» **Data listing**:
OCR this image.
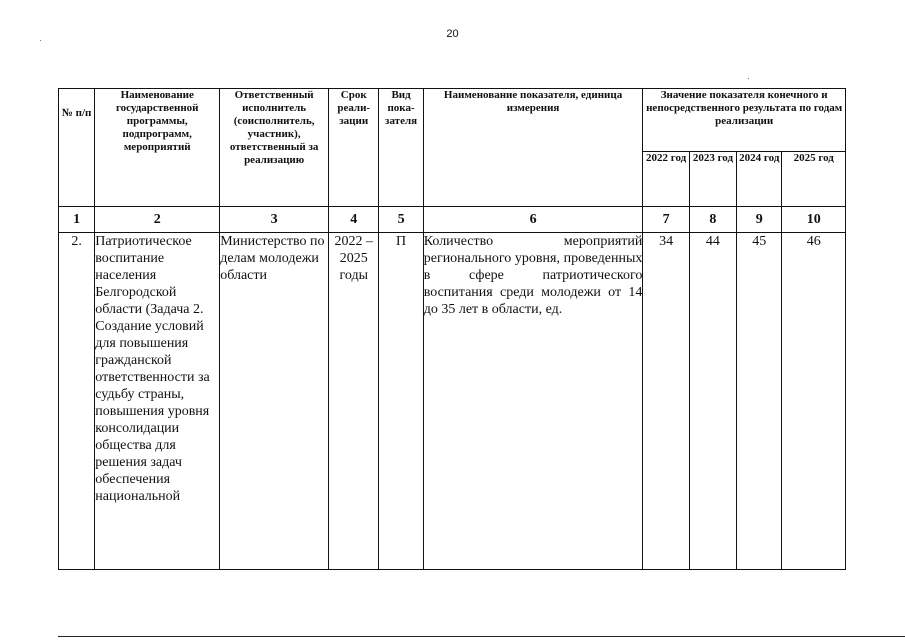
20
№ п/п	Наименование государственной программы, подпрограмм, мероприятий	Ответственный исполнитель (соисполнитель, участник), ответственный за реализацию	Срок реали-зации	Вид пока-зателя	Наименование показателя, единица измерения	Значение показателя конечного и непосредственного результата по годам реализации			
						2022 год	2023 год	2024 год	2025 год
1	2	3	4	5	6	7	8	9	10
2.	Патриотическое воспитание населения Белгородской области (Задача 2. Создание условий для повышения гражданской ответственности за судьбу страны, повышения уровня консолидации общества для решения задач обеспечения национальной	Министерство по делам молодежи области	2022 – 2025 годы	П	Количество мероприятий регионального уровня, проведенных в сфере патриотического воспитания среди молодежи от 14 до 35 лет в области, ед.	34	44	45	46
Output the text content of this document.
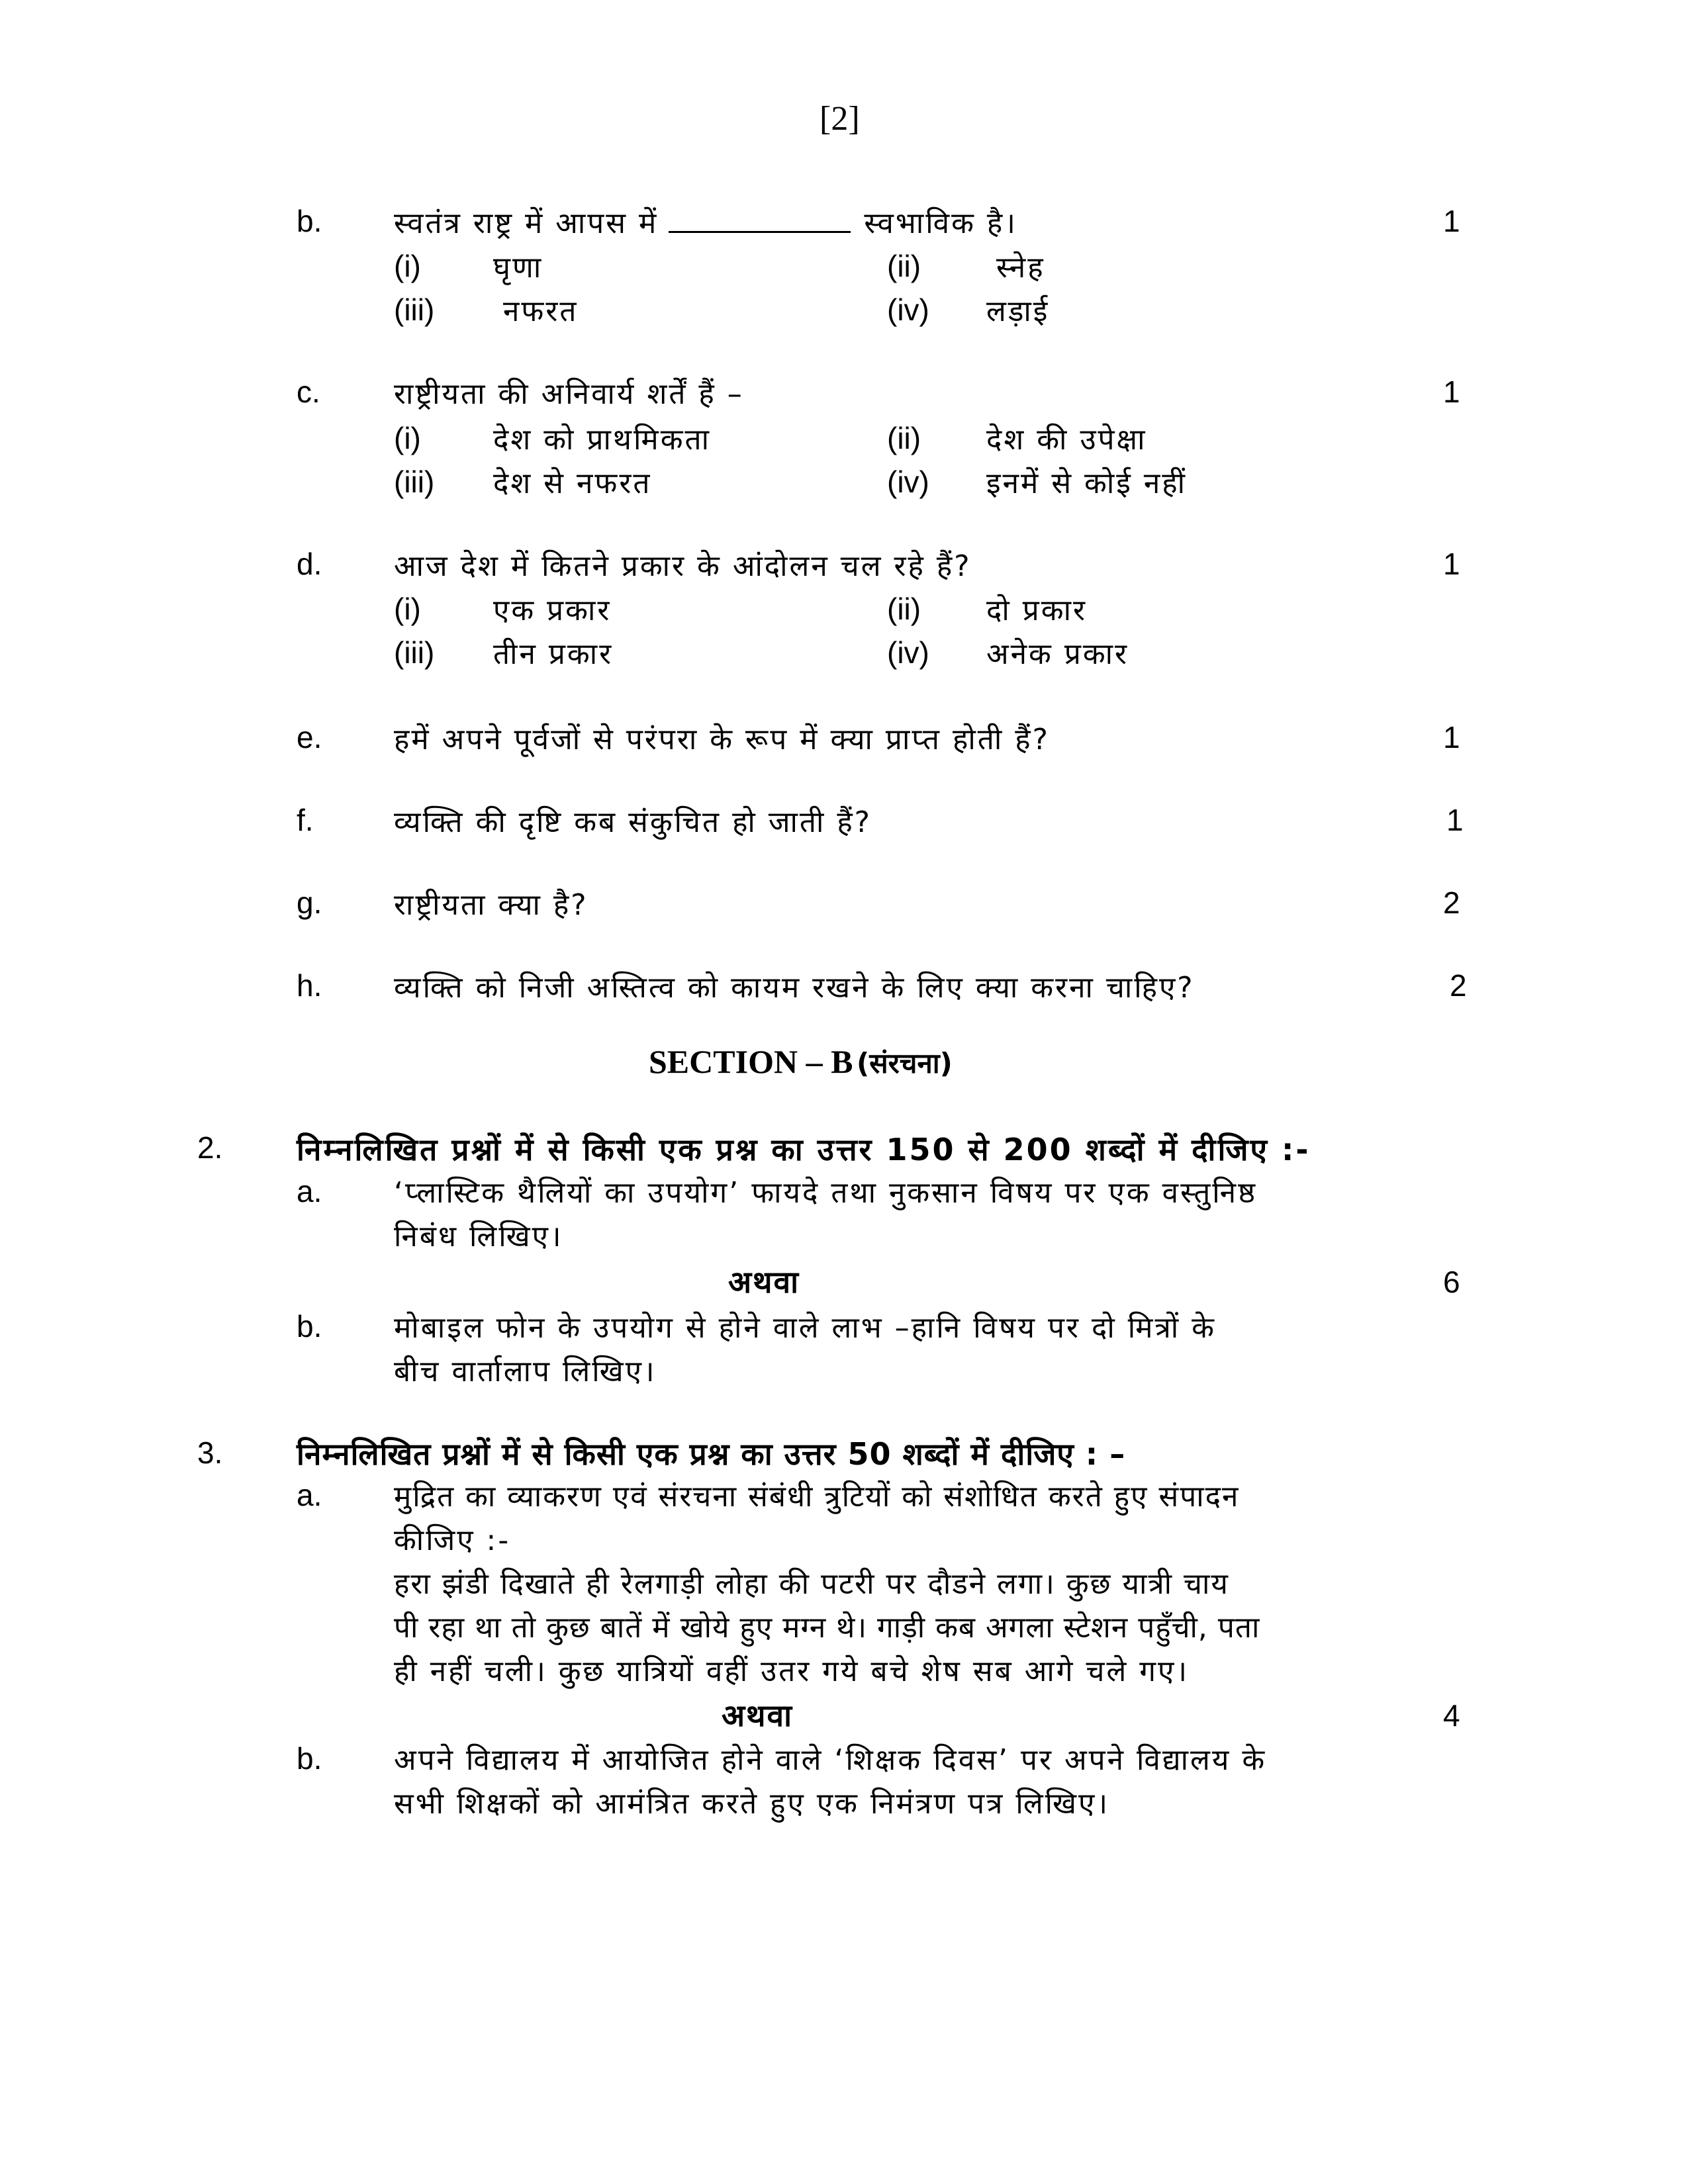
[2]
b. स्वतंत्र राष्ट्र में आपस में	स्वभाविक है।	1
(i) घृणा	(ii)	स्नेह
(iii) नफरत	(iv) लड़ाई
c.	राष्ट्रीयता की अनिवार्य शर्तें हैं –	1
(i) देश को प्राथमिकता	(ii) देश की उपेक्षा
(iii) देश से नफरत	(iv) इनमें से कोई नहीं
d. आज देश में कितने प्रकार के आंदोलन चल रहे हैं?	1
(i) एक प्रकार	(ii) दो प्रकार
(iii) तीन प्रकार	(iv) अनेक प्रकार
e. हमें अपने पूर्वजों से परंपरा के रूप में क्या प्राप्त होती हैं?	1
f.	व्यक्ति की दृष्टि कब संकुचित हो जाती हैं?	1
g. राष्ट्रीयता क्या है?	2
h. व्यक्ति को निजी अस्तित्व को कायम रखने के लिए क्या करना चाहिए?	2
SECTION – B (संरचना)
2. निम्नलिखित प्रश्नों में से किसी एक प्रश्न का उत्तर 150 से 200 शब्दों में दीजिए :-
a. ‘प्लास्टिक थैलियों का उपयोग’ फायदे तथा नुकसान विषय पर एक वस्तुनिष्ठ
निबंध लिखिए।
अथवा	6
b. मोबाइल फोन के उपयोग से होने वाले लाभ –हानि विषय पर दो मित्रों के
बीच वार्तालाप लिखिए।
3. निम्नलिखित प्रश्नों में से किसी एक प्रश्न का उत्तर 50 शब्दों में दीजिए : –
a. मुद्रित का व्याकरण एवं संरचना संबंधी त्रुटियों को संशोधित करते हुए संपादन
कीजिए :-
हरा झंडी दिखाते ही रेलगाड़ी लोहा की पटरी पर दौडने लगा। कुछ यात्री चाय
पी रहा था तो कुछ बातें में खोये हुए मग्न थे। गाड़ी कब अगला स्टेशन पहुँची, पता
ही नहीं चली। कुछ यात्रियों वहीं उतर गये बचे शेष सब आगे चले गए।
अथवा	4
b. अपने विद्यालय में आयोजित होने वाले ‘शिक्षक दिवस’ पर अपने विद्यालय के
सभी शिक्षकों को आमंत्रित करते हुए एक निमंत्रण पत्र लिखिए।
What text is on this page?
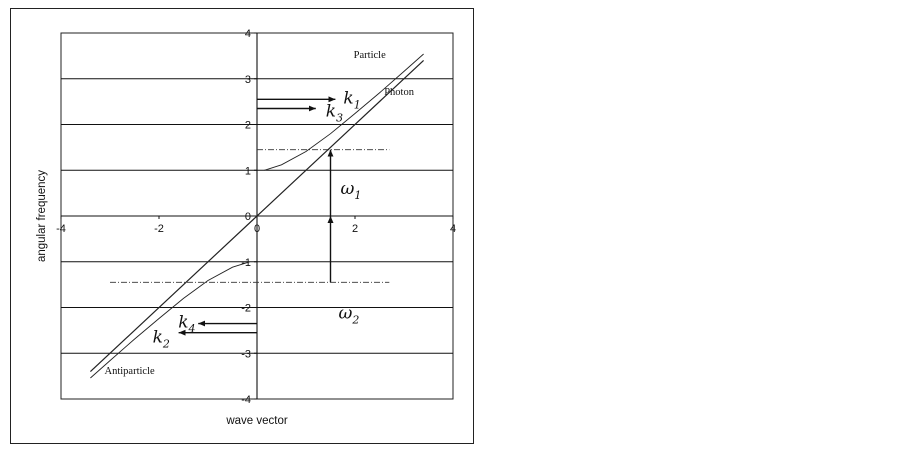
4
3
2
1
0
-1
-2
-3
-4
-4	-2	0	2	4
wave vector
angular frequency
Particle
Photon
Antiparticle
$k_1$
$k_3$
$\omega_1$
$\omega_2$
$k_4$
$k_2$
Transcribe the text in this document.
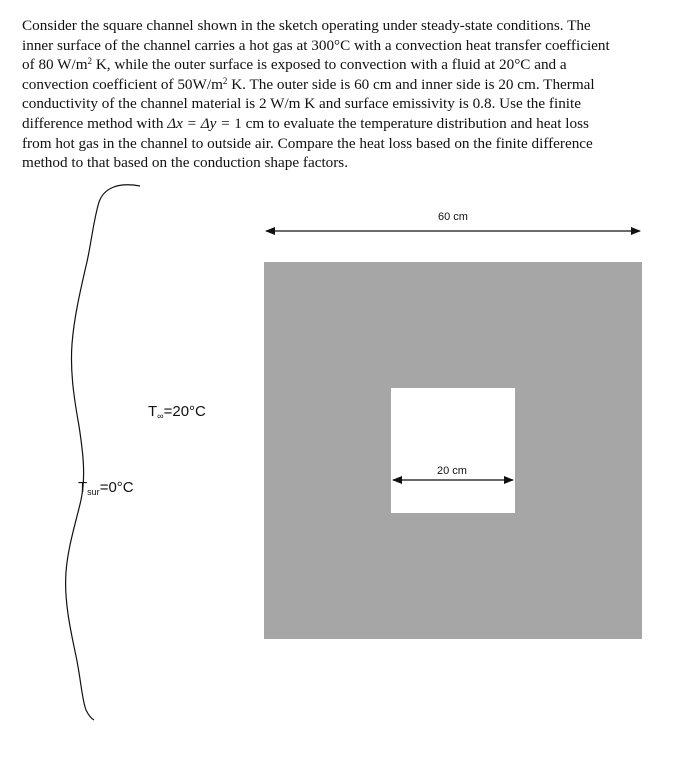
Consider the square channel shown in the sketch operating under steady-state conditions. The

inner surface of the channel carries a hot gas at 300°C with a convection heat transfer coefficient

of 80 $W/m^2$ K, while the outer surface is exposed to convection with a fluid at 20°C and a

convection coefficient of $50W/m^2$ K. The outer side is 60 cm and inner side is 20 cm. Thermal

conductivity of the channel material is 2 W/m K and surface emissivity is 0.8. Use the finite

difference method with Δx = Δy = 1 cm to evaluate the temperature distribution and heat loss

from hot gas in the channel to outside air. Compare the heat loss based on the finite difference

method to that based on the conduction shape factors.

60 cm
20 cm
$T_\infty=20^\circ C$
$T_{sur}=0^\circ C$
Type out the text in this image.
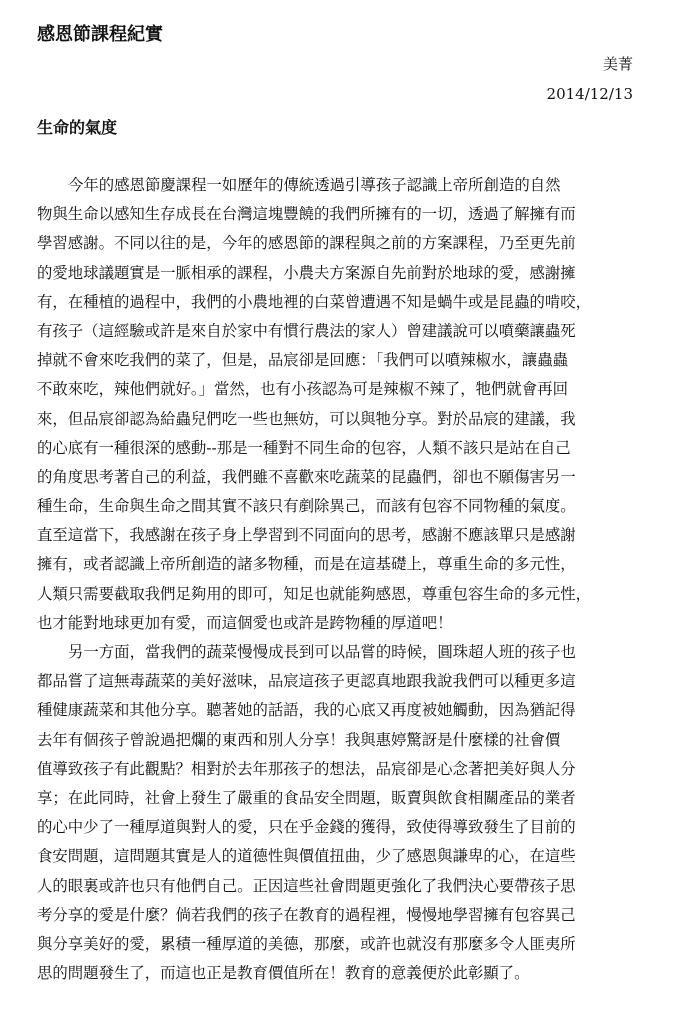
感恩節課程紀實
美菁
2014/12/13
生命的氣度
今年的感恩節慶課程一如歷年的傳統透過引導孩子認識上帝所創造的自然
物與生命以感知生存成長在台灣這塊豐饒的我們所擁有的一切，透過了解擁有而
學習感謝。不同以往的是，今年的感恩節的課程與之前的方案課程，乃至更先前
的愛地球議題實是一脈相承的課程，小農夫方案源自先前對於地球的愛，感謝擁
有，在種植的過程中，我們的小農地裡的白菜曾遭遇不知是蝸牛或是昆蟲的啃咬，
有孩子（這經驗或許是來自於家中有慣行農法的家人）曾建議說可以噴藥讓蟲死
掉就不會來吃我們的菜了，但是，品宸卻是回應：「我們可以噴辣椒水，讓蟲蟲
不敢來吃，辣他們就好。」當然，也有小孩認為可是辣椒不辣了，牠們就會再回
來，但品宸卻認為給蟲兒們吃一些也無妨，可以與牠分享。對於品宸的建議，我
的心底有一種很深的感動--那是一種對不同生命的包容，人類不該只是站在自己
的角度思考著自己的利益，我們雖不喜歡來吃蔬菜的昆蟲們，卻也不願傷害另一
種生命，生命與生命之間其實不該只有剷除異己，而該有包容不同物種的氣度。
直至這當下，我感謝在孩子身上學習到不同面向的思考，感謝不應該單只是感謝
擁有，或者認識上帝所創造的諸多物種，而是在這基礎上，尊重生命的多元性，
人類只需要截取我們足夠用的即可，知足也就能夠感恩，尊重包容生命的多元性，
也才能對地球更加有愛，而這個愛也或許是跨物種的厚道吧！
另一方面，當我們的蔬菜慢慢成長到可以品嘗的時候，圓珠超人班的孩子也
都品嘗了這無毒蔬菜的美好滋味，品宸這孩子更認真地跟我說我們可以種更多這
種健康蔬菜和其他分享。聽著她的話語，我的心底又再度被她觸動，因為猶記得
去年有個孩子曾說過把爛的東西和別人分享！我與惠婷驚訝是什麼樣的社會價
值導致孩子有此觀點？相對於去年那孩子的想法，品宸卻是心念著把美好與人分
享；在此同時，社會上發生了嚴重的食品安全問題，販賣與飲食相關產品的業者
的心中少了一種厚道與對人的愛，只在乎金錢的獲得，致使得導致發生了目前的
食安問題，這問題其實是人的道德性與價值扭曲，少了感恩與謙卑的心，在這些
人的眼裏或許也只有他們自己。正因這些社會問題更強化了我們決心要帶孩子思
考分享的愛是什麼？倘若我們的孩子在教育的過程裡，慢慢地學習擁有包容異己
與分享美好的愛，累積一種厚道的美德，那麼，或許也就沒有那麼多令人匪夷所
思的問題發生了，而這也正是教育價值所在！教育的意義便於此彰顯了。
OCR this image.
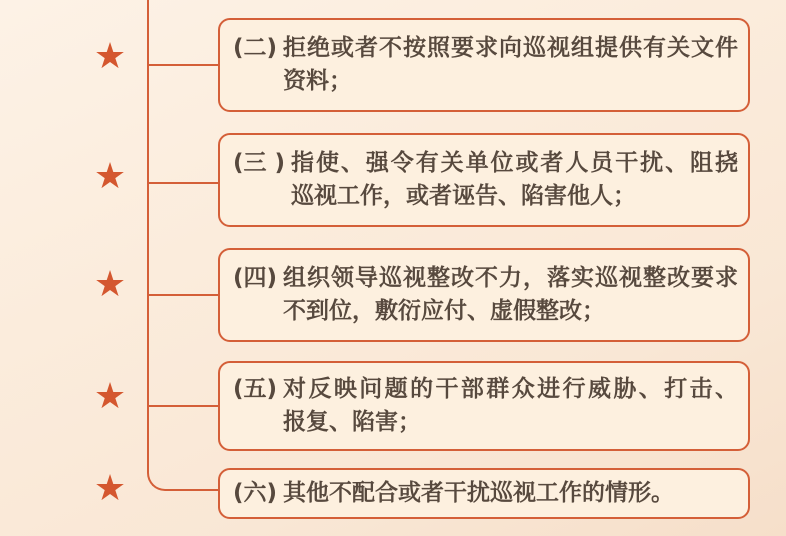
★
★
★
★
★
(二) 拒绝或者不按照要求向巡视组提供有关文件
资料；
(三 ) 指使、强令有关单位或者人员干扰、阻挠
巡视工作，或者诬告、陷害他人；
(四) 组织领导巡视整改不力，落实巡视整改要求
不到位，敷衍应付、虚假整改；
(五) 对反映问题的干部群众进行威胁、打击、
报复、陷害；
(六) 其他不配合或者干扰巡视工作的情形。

» **Exercise brief**: Copy every line of the records above that holds the word "text".

» **Correct output**:
Output the text content of this document.
What text is on this page?
Transcribe the text in this document.
Type out the text in this image.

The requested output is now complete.